-- START --

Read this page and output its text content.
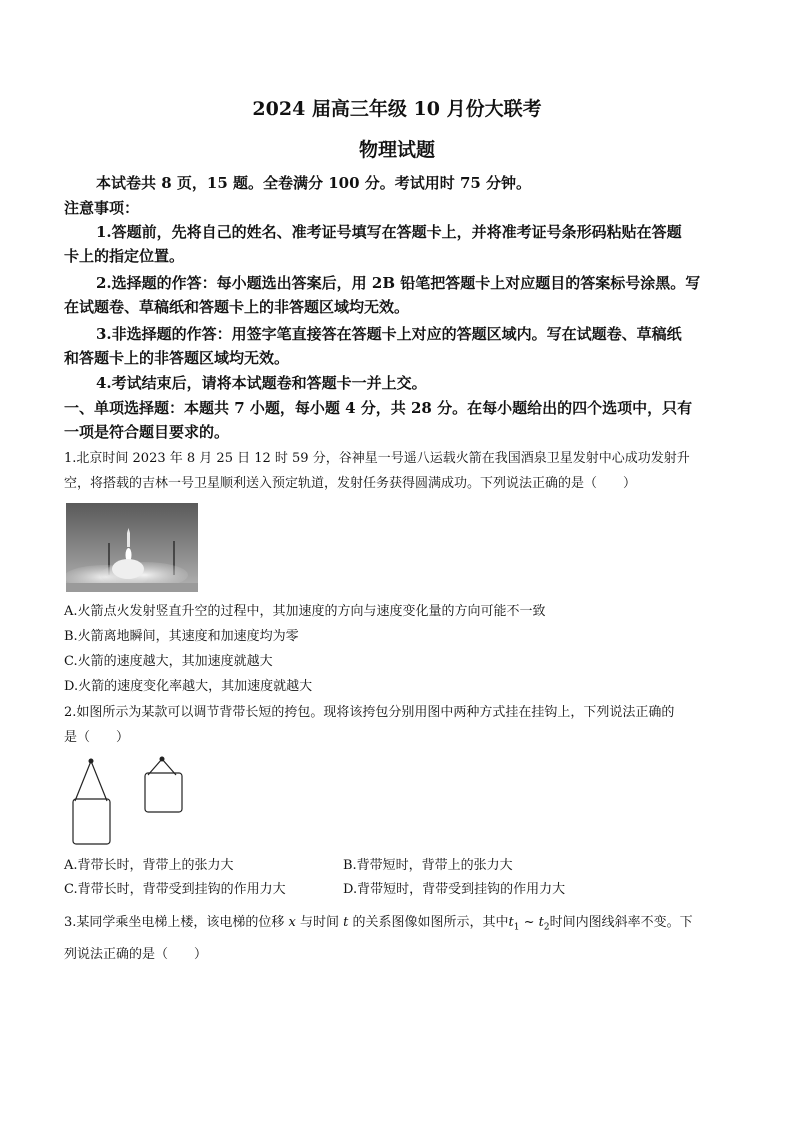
2024 届高三年级 10 月份大联考
物理试题
本试卷共 8 页，15 题。全卷满分 100 分。考试用时 75 分钟。
注意事项：
1.答题前，先将自己的姓名、准考证号填写在答题卡上，并将准考证号条形码粘贴在答题
卡上的指定位置。
2.选择题的作答：每小题选出答案后，用 2B 铅笔把答题卡上对应题目的答案标号涂黑。写
在试题卷、草稿纸和答题卡上的非答题区域均无效。
3.非选择题的作答：用签字笔直接答在答题卡上对应的答题区域内。写在试题卷、草稿纸
和答题卡上的非答题区域均无效。
4.考试结束后，请将本试题卷和答题卡一并上交。
一、单项选择题：本题共 7 小题，每小题 4 分，共 28 分。在每小题给出的四个选项中，只有
一项是符合题目要求的。
1.北京时间 2023 年 8 月 25 日 12 时 59 分，谷神星一号遥八运载火箭在我国酒泉卫星发射中心成功发射升
空，将搭载的吉林一号卫星顺利送入预定轨道，发射任务获得圆满成功。下列说法正确的是（　　）
A.火箭点火发射竖直升空的过程中，其加速度的方向与速度变化量的方向可能不一致
B.火箭离地瞬间，其速度和加速度均为零
C.火箭的速度越大，其加速度就越大
D.火箭的速度变化率越大，其加速度就越大
2.如图所示为某款可以调节背带长短的挎包。现将该挎包分别用图中两种方式挂在挂钩上，下列说法正确的
是（　　）
A.背带长时，背带上的张力大	B.背带短时，背带上的张力大
C.背带长时，背带受到挂钩的作用力大	D.背带短时，背带受到挂钩的作用力大
3.某同学乘坐电梯上楼，该电梯的位移 x 与时间 t 的关系图像如图所示，其中$t_1$ ~ $t_2$时间内图线斜率不变。下
列说法正确的是（　　）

-- END --

(SET TASK): Collect every line above that contains the word "其加速度就越大".

(FINAL ANSWER):
C.火箭的速度越大，其加速度就越大
D.火箭的速度变化率越大，其加速度就越大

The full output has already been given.